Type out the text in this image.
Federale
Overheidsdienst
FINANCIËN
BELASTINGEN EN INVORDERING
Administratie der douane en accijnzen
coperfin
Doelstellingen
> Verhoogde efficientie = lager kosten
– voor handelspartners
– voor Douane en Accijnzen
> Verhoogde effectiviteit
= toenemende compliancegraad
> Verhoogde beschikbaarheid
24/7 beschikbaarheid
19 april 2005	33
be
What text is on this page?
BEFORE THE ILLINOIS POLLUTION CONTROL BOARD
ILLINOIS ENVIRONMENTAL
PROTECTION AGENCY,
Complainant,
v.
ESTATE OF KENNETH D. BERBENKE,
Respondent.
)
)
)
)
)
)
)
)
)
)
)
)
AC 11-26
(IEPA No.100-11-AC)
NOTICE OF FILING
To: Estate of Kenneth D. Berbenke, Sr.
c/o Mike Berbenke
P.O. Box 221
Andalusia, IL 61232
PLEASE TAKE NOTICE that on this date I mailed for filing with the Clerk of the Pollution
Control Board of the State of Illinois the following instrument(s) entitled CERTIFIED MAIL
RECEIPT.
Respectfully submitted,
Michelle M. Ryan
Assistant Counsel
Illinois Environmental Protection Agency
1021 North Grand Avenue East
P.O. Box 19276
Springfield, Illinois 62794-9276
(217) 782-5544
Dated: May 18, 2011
--- --- ---
What is required: Every entry must be quoted exactly as it appears above.

Exercise result:
Type out the text in this image.
Federale
Overheidsdienst
FINANCIËN
BELASTINGEN EN INVORDERING
Administratie der douane en accijnzen
coperfin
Doelstellingen
> Verhoogde efficientie = lager kosten
– voor handelspartners
– voor Douane en Accijnzen
> Verhoogde effectiviteit
= toenemende compliancegraad
> Verhoogde beschikbaarheid
24/7 beschikbaarheid
19 april 2005	33
be
What text is on this page?
BEFORE THE ILLINOIS POLLUTION CONTROL BOARD
ILLINOIS ENVIRONMENTAL
PROTECTION AGENCY,
Complainant,
v.
ESTATE OF KENNETH D. BERBENKE,
Respondent.
)
)
)
)
)
)
)
)
)
)
)
)
AC 11-26
(IEPA No.100-11-AC)
NOTICE OF FILING
To: Estate of Kenneth D. Berbenke, Sr.
c/o Mike Berbenke
P.O. Box 221
Andalusia, IL 61232
PLEASE TAKE NOTICE that on this date I mailed for filing with the Clerk of the Pollution
Control Board of the State of Illinois the following instrument(s) entitled CERTIFIED MAIL
RECEIPT.
Respectfully submitted,
Michelle M. Ryan
Assistant Counsel
Illinois Environmental Protection Agency
1021 North Grand Avenue East
P.O. Box 19276
Springfield, Illinois 62794-9276
(217) 782-5544
Dated: May 18, 2011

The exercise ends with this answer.